• _The task_
Return every record verbatim.
___ Input records
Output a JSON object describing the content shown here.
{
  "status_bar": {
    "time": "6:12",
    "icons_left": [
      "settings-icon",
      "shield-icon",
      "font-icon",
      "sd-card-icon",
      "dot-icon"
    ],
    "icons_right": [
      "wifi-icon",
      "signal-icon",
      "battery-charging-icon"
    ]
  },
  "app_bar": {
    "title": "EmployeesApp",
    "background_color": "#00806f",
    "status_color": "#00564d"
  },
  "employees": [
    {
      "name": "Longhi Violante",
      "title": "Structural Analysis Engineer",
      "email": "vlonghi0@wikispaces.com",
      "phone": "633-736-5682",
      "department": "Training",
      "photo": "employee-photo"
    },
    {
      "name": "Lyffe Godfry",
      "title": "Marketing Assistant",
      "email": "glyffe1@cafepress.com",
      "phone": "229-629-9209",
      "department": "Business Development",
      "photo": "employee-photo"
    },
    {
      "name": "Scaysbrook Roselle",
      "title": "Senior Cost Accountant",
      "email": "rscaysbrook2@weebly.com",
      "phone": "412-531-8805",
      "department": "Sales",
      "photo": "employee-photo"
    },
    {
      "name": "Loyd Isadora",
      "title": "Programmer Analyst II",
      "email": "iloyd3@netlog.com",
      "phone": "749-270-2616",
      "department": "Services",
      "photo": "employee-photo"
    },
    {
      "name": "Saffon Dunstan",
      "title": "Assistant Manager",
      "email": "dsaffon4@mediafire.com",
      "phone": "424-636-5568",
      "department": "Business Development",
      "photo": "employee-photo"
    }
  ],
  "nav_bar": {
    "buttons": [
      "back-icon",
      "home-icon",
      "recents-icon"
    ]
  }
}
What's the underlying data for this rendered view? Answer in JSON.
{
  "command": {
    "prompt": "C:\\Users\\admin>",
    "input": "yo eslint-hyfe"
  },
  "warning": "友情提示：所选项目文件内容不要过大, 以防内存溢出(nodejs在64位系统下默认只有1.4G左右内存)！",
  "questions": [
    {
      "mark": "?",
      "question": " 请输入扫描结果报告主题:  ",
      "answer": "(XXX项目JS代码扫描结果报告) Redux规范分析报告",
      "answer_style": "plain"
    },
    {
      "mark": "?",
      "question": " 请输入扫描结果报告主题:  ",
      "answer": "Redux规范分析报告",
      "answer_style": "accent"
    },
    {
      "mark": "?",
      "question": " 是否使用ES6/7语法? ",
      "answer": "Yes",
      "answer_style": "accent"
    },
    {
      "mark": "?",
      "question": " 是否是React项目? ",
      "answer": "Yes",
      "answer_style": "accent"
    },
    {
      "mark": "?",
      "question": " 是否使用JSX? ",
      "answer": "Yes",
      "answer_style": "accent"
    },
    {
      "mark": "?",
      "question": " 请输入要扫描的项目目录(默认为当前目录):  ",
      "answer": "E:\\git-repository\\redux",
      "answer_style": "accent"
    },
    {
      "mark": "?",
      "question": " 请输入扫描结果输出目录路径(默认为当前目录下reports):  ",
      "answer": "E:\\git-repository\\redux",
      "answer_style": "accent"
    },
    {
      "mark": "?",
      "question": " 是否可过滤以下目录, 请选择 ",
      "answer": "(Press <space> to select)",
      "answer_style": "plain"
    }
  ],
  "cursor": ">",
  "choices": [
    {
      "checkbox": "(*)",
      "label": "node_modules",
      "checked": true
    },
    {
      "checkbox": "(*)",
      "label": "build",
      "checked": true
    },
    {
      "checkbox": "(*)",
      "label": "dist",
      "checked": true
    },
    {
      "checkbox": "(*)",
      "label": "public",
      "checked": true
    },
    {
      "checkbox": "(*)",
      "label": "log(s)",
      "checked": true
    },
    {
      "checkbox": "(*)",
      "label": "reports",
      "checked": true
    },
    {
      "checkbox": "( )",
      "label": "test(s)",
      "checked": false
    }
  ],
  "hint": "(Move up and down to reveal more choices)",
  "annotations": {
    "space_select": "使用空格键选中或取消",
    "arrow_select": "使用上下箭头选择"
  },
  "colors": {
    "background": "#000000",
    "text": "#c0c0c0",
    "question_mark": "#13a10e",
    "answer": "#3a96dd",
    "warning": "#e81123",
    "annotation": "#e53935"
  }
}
______
• _Reply to the exercise_
Output a JSON object describing the content shown here.
{
  "status_bar": {
    "time": "6:12",
    "icons_left": [
      "settings-icon",
      "shield-icon",
      "font-icon",
      "sd-card-icon",
      "dot-icon"
    ],
    "icons_right": [
      "wifi-icon",
      "signal-icon",
      "battery-charging-icon"
    ]
  },
  "app_bar": {
    "title": "EmployeesApp",
    "background_color": "#00806f",
    "status_color": "#00564d"
  },
  "employees": [
    {
      "name": "Longhi Violante",
      "title": "Structural Analysis Engineer",
      "email": "vlonghi0@wikispaces.com",
      "phone": "633-736-5682",
      "department": "Training",
      "photo": "employee-photo"
    },
    {
      "name": "Lyffe Godfry",
      "title": "Marketing Assistant",
      "email": "glyffe1@cafepress.com",
      "phone": "229-629-9209",
      "department": "Business Development",
      "photo": "employee-photo"
    },
    {
      "name": "Scaysbrook Roselle",
      "title": "Senior Cost Accountant",
      "email": "rscaysbrook2@weebly.com",
      "phone": "412-531-8805",
      "department": "Sales",
      "photo": "employee-photo"
    },
    {
      "name": "Loyd Isadora",
      "title": "Programmer Analyst II",
      "email": "iloyd3@netlog.com",
      "phone": "749-270-2616",
      "department": "Services",
      "photo": "employee-photo"
    },
    {
      "name": "Saffon Dunstan",
      "title": "Assistant Manager",
      "email": "dsaffon4@mediafire.com",
      "phone": "424-636-5568",
      "department": "Business Development",
      "photo": "employee-photo"
    }
  ],
  "nav_bar": {
    "buttons": [
      "back-icon",
      "home-icon",
      "recents-icon"
    ]
  }
}
What's the underlying data for this rendered view? Answer in JSON.
{
  "command": {
    "prompt": "C:\\Users\\admin>",
    "input": "yo eslint-hyfe"
  },
  "warning": "友情提示：所选项目文件内容不要过大, 以防内存溢出(nodejs在64位系统下默认只有1.4G左右内存)！",
  "questions": [
    {
      "mark": "?",
      "question": " 请输入扫描结果报告主题:  ",
      "answer": "(XXX项目JS代码扫描结果报告) Redux规范分析报告",
      "answer_style": "plain"
    },
    {
      "mark": "?",
      "question": " 请输入扫描结果报告主题:  ",
      "answer": "Redux规范分析报告",
      "answer_style": "accent"
    },
    {
      "mark": "?",
      "question": " 是否使用ES6/7语法? ",
      "answer": "Yes",
      "answer_style": "accent"
    },
    {
      "mark": "?",
      "question": " 是否是React项目? ",
      "answer": "Yes",
      "answer_style": "accent"
    },
    {
      "mark": "?",
      "question": " 是否使用JSX? ",
      "answer": "Yes",
      "answer_style": "accent"
    },
    {
      "mark": "?",
      "question": " 请输入要扫描的项目目录(默认为当前目录):  ",
      "answer": "E:\\git-repository\\redux",
      "answer_style": "accent"
    },
    {
      "mark": "?",
      "question": " 请输入扫描结果输出目录路径(默认为当前目录下reports):  ",
      "answer": "E:\\git-repository\\redux",
      "answer_style": "accent"
    },
    {
      "mark": "?",
      "question": " 是否可过滤以下目录, 请选择 ",
      "answer": "(Press <space> to select)",
      "answer_style": "plain"
    }
  ],
  "cursor": ">",
  "choices": [
    {
      "checkbox": "(*)",
      "label": "node_modules",
      "checked": true
    },
    {
      "checkbox": "(*)",
      "label": "build",
      "checked": true
    },
    {
      "checkbox": "(*)",
      "label": "dist",
      "checked": true
    },
    {
      "checkbox": "(*)",
      "label": "public",
      "checked": true
    },
    {
      "checkbox": "(*)",
      "label": "log(s)",
      "checked": true
    },
    {
      "checkbox": "(*)",
      "label": "reports",
      "checked": true
    },
    {
      "checkbox": "( )",
      "label": "test(s)",
      "checked": false
    }
  ],
  "hint": "(Move up and down to reveal more choices)",
  "annotations": {
    "space_select": "使用空格键选中或取消",
    "arrow_select": "使用上下箭头选择"
  },
  "colors": {
    "background": "#000000",
    "text": "#c0c0c0",
    "question_mark": "#13a10e",
    "answer": "#3a96dd",
    "warning": "#e81123",
    "annotation": "#e53935"
  }
}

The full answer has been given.